**What the exercise asks**
Every line in the listing is to be echoed verbatim.
━━ Supplied data ━━
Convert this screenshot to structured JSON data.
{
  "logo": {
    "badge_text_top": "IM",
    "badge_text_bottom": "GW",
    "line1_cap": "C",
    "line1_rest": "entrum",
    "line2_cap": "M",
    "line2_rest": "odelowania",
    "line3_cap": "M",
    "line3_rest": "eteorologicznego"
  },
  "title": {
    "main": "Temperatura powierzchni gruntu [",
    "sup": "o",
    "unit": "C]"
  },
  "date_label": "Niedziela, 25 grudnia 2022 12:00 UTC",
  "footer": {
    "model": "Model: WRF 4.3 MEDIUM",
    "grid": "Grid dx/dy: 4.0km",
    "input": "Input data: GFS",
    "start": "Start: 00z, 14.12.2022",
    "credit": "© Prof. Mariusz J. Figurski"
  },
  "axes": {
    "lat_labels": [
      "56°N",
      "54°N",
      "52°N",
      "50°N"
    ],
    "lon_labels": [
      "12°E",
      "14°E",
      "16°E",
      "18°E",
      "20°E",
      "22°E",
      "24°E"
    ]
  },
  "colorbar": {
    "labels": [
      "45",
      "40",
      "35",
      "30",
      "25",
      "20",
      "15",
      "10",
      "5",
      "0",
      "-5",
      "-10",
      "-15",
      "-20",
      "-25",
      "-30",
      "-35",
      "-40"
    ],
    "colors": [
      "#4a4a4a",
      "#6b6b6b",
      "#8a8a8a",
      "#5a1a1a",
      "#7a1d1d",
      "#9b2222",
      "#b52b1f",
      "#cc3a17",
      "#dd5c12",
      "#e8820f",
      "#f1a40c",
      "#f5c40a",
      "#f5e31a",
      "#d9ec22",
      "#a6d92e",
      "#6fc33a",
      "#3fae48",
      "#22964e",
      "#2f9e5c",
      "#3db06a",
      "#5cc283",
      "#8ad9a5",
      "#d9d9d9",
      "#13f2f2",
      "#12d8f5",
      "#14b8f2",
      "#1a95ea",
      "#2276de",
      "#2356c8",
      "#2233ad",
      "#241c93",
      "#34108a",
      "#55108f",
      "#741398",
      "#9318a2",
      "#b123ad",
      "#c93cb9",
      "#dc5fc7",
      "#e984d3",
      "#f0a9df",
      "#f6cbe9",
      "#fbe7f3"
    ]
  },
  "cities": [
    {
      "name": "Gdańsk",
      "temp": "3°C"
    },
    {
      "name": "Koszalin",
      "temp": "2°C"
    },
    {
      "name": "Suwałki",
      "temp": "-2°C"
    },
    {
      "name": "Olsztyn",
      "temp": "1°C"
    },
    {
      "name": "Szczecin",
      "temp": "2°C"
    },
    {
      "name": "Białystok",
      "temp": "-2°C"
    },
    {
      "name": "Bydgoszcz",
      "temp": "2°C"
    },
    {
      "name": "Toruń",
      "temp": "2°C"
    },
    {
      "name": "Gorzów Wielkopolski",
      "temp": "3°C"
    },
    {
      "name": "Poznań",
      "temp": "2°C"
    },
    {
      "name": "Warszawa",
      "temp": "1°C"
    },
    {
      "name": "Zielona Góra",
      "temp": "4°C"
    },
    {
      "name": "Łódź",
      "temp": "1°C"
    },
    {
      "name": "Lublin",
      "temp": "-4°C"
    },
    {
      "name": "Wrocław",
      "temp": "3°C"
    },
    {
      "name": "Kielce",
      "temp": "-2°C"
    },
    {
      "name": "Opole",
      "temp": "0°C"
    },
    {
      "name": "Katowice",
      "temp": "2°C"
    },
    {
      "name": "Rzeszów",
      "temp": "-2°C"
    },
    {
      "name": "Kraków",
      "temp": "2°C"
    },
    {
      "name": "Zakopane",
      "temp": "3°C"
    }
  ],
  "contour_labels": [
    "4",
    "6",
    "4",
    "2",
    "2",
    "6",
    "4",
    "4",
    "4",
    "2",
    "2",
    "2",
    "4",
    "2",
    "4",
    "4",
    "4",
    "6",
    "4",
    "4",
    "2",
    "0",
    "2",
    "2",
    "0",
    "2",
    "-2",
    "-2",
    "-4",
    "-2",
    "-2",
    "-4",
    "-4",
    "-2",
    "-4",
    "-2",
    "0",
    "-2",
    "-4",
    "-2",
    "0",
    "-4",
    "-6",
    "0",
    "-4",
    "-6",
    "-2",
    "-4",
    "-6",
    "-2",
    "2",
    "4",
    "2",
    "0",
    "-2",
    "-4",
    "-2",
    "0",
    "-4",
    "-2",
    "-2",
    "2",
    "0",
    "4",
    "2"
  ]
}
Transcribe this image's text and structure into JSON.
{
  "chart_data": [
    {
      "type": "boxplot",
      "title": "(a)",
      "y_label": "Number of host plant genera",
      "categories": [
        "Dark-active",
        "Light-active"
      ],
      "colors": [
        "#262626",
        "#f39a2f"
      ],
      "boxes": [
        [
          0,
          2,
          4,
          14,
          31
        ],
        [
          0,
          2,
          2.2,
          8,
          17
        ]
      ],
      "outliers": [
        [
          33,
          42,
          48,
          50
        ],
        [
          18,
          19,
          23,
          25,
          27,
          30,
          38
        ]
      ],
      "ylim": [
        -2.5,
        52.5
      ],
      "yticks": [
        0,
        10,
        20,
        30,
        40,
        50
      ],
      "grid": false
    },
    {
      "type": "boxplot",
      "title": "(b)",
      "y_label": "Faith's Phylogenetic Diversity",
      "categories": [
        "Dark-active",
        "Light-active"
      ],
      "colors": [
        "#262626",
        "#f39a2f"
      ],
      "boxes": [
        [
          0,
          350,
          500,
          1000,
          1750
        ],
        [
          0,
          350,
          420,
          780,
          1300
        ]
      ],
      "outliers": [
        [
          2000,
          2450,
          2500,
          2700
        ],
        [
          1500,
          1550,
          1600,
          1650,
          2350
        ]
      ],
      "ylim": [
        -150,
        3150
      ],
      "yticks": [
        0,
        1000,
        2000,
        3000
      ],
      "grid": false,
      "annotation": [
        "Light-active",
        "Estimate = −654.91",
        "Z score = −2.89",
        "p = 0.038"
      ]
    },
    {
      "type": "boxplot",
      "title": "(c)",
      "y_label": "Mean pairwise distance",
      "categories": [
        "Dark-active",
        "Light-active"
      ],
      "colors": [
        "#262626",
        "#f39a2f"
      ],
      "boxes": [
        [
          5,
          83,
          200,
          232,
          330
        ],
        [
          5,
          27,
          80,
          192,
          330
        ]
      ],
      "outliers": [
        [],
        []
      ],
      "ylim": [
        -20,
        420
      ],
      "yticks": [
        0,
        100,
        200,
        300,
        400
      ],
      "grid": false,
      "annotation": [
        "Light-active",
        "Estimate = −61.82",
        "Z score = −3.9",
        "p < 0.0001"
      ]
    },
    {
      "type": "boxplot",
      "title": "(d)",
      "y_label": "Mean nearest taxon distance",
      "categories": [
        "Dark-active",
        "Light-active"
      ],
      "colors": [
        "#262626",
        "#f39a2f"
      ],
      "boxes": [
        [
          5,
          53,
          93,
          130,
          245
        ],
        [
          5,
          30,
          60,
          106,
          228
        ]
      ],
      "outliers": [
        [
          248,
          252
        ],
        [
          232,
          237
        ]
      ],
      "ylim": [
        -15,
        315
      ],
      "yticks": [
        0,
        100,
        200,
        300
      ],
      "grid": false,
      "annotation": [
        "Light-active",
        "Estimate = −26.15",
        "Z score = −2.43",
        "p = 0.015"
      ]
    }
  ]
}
━━━
**Answer to this exercise**
Convert this screenshot to structured JSON data.
{
  "logo": {
    "badge_text_top": "IM",
    "badge_text_bottom": "GW",
    "line1_cap": "C",
    "line1_rest": "entrum",
    "line2_cap": "M",
    "line2_rest": "odelowania",
    "line3_cap": "M",
    "line3_rest": "eteorologicznego"
  },
  "title": {
    "main": "Temperatura powierzchni gruntu [",
    "sup": "o",
    "unit": "C]"
  },
  "date_label": "Niedziela, 25 grudnia 2022 12:00 UTC",
  "footer": {
    "model": "Model: WRF 4.3 MEDIUM",
    "grid": "Grid dx/dy: 4.0km",
    "input": "Input data: GFS",
    "start": "Start: 00z, 14.12.2022",
    "credit": "© Prof. Mariusz J. Figurski"
  },
  "axes": {
    "lat_labels": [
      "56°N",
      "54°N",
      "52°N",
      "50°N"
    ],
    "lon_labels": [
      "12°E",
      "14°E",
      "16°E",
      "18°E",
      "20°E",
      "22°E",
      "24°E"
    ]
  },
  "colorbar": {
    "labels": [
      "45",
      "40",
      "35",
      "30",
      "25",
      "20",
      "15",
      "10",
      "5",
      "0",
      "-5",
      "-10",
      "-15",
      "-20",
      "-25",
      "-30",
      "-35",
      "-40"
    ],
    "colors": [
      "#4a4a4a",
      "#6b6b6b",
      "#8a8a8a",
      "#5a1a1a",
      "#7a1d1d",
      "#9b2222",
      "#b52b1f",
      "#cc3a17",
      "#dd5c12",
      "#e8820f",
      "#f1a40c",
      "#f5c40a",
      "#f5e31a",
      "#d9ec22",
      "#a6d92e",
      "#6fc33a",
      "#3fae48",
      "#22964e",
      "#2f9e5c",
      "#3db06a",
      "#5cc283",
      "#8ad9a5",
      "#d9d9d9",
      "#13f2f2",
      "#12d8f5",
      "#14b8f2",
      "#1a95ea",
      "#2276de",
      "#2356c8",
      "#2233ad",
      "#241c93",
      "#34108a",
      "#55108f",
      "#741398",
      "#9318a2",
      "#b123ad",
      "#c93cb9",
      "#dc5fc7",
      "#e984d3",
      "#f0a9df",
      "#f6cbe9",
      "#fbe7f3"
    ]
  },
  "cities": [
    {
      "name": "Gdańsk",
      "temp": "3°C"
    },
    {
      "name": "Koszalin",
      "temp": "2°C"
    },
    {
      "name": "Suwałki",
      "temp": "-2°C"
    },
    {
      "name": "Olsztyn",
      "temp": "1°C"
    },
    {
      "name": "Szczecin",
      "temp": "2°C"
    },
    {
      "name": "Białystok",
      "temp": "-2°C"
    },
    {
      "name": "Bydgoszcz",
      "temp": "2°C"
    },
    {
      "name": "Toruń",
      "temp": "2°C"
    },
    {
      "name": "Gorzów Wielkopolski",
      "temp": "3°C"
    },
    {
      "name": "Poznań",
      "temp": "2°C"
    },
    {
      "name": "Warszawa",
      "temp": "1°C"
    },
    {
      "name": "Zielona Góra",
      "temp": "4°C"
    },
    {
      "name": "Łódź",
      "temp": "1°C"
    },
    {
      "name": "Lublin",
      "temp": "-4°C"
    },
    {
      "name": "Wrocław",
      "temp": "3°C"
    },
    {
      "name": "Kielce",
      "temp": "-2°C"
    },
    {
      "name": "Opole",
      "temp": "0°C"
    },
    {
      "name": "Katowice",
      "temp": "2°C"
    },
    {
      "name": "Rzeszów",
      "temp": "-2°C"
    },
    {
      "name": "Kraków",
      "temp": "2°C"
    },
    {
      "name": "Zakopane",
      "temp": "3°C"
    }
  ],
  "contour_labels": [
    "4",
    "6",
    "4",
    "2",
    "2",
    "6",
    "4",
    "4",
    "4",
    "2",
    "2",
    "2",
    "4",
    "2",
    "4",
    "4",
    "4",
    "6",
    "4",
    "4",
    "2",
    "0",
    "2",
    "2",
    "0",
    "2",
    "-2",
    "-2",
    "-4",
    "-2",
    "-2",
    "-4",
    "-4",
    "-2",
    "-4",
    "-2",
    "0",
    "-2",
    "-4",
    "-2",
    "0",
    "-4",
    "-6",
    "0",
    "-4",
    "-6",
    "-2",
    "-4",
    "-6",
    "-2",
    "2",
    "4",
    "2",
    "0",
    "-2",
    "-4",
    "-2",
    "0",
    "-4",
    "-2",
    "-2",
    "2",
    "0",
    "4",
    "2"
  ]
}
Transcribe this image's text and structure into JSON.
{
  "chart_data": [
    {
      "type": "boxplot",
      "title": "(a)",
      "y_label": "Number of host plant genera",
      "categories": [
        "Dark-active",
        "Light-active"
      ],
      "colors": [
        "#262626",
        "#f39a2f"
      ],
      "boxes": [
        [
          0,
          2,
          4,
          14,
          31
        ],
        [
          0,
          2,
          2.2,
          8,
          17
        ]
      ],
      "outliers": [
        [
          33,
          42,
          48,
          50
        ],
        [
          18,
          19,
          23,
          25,
          27,
          30,
          38
        ]
      ],
      "ylim": [
        -2.5,
        52.5
      ],
      "yticks": [
        0,
        10,
        20,
        30,
        40,
        50
      ],
      "grid": false
    },
    {
      "type": "boxplot",
      "title": "(b)",
      "y_label": "Faith's Phylogenetic Diversity",
      "categories": [
        "Dark-active",
        "Light-active"
      ],
      "colors": [
        "#262626",
        "#f39a2f"
      ],
      "boxes": [
        [
          0,
          350,
          500,
          1000,
          1750
        ],
        [
          0,
          350,
          420,
          780,
          1300
        ]
      ],
      "outliers": [
        [
          2000,
          2450,
          2500,
          2700
        ],
        [
          1500,
          1550,
          1600,
          1650,
          2350
        ]
      ],
      "ylim": [
        -150,
        3150
      ],
      "yticks": [
        0,
        1000,
        2000,
        3000
      ],
      "grid": false,
      "annotation": [
        "Light-active",
        "Estimate = −654.91",
        "Z score = −2.89",
        "p = 0.038"
      ]
    },
    {
      "type": "boxplot",
      "title": "(c)",
      "y_label": "Mean pairwise distance",
      "categories": [
        "Dark-active",
        "Light-active"
      ],
      "colors": [
        "#262626",
        "#f39a2f"
      ],
      "boxes": [
        [
          5,
          83,
          200,
          232,
          330
        ],
        [
          5,
          27,
          80,
          192,
          330
        ]
      ],
      "outliers": [
        [],
        []
      ],
      "ylim": [
        -20,
        420
      ],
      "yticks": [
        0,
        100,
        200,
        300,
        400
      ],
      "grid": false,
      "annotation": [
        "Light-active",
        "Estimate = −61.82",
        "Z score = −3.9",
        "p < 0.0001"
      ]
    },
    {
      "type": "boxplot",
      "title": "(d)",
      "y_label": "Mean nearest taxon distance",
      "categories": [
        "Dark-active",
        "Light-active"
      ],
      "colors": [
        "#262626",
        "#f39a2f"
      ],
      "boxes": [
        [
          5,
          53,
          93,
          130,
          245
        ],
        [
          5,
          30,
          60,
          106,
          228
        ]
      ],
      "outliers": [
        [
          248,
          252
        ],
        [
          232,
          237
        ]
      ],
      "ylim": [
        -15,
        315
      ],
      "yticks": [
        0,
        100,
        200,
        300
      ],
      "grid": false,
      "annotation": [
        "Light-active",
        "Estimate = −26.15",
        "Z score = −2.43",
        "p = 0.015"
      ]
    }
  ]
}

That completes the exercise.